- _Extracted data_
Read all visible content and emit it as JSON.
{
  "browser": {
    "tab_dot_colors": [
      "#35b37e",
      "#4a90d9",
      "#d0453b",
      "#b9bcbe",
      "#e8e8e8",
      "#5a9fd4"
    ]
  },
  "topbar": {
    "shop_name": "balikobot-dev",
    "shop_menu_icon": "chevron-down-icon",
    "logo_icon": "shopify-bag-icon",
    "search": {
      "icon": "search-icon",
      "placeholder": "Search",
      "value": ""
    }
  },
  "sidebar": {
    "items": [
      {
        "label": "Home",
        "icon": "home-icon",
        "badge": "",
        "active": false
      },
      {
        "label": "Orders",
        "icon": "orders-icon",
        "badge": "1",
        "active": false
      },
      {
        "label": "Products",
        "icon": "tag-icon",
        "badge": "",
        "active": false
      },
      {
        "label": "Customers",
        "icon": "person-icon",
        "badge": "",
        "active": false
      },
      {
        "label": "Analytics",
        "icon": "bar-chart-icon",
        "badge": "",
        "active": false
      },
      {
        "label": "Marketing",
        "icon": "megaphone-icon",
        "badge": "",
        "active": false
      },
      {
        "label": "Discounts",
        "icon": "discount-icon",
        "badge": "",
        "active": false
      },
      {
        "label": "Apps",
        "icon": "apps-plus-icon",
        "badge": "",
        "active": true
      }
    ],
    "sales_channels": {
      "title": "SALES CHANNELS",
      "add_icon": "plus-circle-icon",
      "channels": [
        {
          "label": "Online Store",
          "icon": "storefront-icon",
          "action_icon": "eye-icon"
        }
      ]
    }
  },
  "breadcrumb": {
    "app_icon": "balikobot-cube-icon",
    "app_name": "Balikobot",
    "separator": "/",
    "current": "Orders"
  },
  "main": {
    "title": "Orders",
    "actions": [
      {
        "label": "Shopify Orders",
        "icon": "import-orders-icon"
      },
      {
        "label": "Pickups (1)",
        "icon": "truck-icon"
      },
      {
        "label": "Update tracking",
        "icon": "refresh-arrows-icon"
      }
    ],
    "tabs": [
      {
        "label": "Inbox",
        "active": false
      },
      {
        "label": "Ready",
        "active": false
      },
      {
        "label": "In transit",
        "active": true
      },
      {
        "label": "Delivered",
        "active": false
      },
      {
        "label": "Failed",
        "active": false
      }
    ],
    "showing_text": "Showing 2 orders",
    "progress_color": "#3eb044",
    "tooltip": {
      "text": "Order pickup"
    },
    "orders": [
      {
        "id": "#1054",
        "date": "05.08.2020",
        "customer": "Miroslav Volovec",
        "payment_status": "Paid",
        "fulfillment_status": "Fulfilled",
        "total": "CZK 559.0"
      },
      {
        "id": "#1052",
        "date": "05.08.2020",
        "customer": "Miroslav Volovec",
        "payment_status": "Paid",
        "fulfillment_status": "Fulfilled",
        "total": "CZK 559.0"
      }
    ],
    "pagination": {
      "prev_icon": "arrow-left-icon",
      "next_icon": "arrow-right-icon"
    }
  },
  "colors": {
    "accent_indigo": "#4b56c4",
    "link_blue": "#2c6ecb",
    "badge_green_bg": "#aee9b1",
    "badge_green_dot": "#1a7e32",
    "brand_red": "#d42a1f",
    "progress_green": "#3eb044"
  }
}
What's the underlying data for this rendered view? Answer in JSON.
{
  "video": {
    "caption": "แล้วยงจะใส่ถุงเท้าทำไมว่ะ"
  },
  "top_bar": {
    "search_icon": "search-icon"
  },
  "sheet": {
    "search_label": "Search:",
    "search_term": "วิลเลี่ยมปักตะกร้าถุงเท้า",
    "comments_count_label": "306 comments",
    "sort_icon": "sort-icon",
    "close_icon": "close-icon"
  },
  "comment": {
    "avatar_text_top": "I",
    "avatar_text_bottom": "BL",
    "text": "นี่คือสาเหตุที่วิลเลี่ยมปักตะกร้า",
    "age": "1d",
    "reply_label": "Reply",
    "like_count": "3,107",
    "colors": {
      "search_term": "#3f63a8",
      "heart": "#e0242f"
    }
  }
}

- _The task_
Copy all of the data. Keep every word exactly as it is.

- _Reply to the task_
Read all visible content and emit it as JSON.
{
  "browser": {
    "tab_dot_colors": [
      "#35b37e",
      "#4a90d9",
      "#d0453b",
      "#b9bcbe",
      "#e8e8e8",
      "#5a9fd4"
    ]
  },
  "topbar": {
    "shop_name": "balikobot-dev",
    "shop_menu_icon": "chevron-down-icon",
    "logo_icon": "shopify-bag-icon",
    "search": {
      "icon": "search-icon",
      "placeholder": "Search",
      "value": ""
    }
  },
  "sidebar": {
    "items": [
      {
        "label": "Home",
        "icon": "home-icon",
        "badge": "",
        "active": false
      },
      {
        "label": "Orders",
        "icon": "orders-icon",
        "badge": "1",
        "active": false
      },
      {
        "label": "Products",
        "icon": "tag-icon",
        "badge": "",
        "active": false
      },
      {
        "label": "Customers",
        "icon": "person-icon",
        "badge": "",
        "active": false
      },
      {
        "label": "Analytics",
        "icon": "bar-chart-icon",
        "badge": "",
        "active": false
      },
      {
        "label": "Marketing",
        "icon": "megaphone-icon",
        "badge": "",
        "active": false
      },
      {
        "label": "Discounts",
        "icon": "discount-icon",
        "badge": "",
        "active": false
      },
      {
        "label": "Apps",
        "icon": "apps-plus-icon",
        "badge": "",
        "active": true
      }
    ],
    "sales_channels": {
      "title": "SALES CHANNELS",
      "add_icon": "plus-circle-icon",
      "channels": [
        {
          "label": "Online Store",
          "icon": "storefront-icon",
          "action_icon": "eye-icon"
        }
      ]
    }
  },
  "breadcrumb": {
    "app_icon": "balikobot-cube-icon",
    "app_name": "Balikobot",
    "separator": "/",
    "current": "Orders"
  },
  "main": {
    "title": "Orders",
    "actions": [
      {
        "label": "Shopify Orders",
        "icon": "import-orders-icon"
      },
      {
        "label": "Pickups (1)",
        "icon": "truck-icon"
      },
      {
        "label": "Update tracking",
        "icon": "refresh-arrows-icon"
      }
    ],
    "tabs": [
      {
        "label": "Inbox",
        "active": false
      },
      {
        "label": "Ready",
        "active": false
      },
      {
        "label": "In transit",
        "active": true
      },
      {
        "label": "Delivered",
        "active": false
      },
      {
        "label": "Failed",
        "active": false
      }
    ],
    "showing_text": "Showing 2 orders",
    "progress_color": "#3eb044",
    "tooltip": {
      "text": "Order pickup"
    },
    "orders": [
      {
        "id": "#1054",
        "date": "05.08.2020",
        "customer": "Miroslav Volovec",
        "payment_status": "Paid",
        "fulfillment_status": "Fulfilled",
        "total": "CZK 559.0"
      },
      {
        "id": "#1052",
        "date": "05.08.2020",
        "customer": "Miroslav Volovec",
        "payment_status": "Paid",
        "fulfillment_status": "Fulfilled",
        "total": "CZK 559.0"
      }
    ],
    "pagination": {
      "prev_icon": "arrow-left-icon",
      "next_icon": "arrow-right-icon"
    }
  },
  "colors": {
    "accent_indigo": "#4b56c4",
    "link_blue": "#2c6ecb",
    "badge_green_bg": "#aee9b1",
    "badge_green_dot": "#1a7e32",
    "brand_red": "#d42a1f",
    "progress_green": "#3eb044"
  }
}
What's the underlying data for this rendered view? Answer in JSON.
{
  "video": {
    "caption": "แล้วยงจะใส่ถุงเท้าทำไมว่ะ"
  },
  "top_bar": {
    "search_icon": "search-icon"
  },
  "sheet": {
    "search_label": "Search:",
    "search_term": "วิลเลี่ยมปักตะกร้าถุงเท้า",
    "comments_count_label": "306 comments",
    "sort_icon": "sort-icon",
    "close_icon": "close-icon"
  },
  "comment": {
    "avatar_text_top": "I",
    "avatar_text_bottom": "BL",
    "text": "นี่คือสาเหตุที่วิลเลี่ยมปักตะกร้า",
    "age": "1d",
    "reply_label": "Reply",
    "like_count": "3,107",
    "colors": {
      "search_term": "#3f63a8",
      "heart": "#e0242f"
    }
  }
}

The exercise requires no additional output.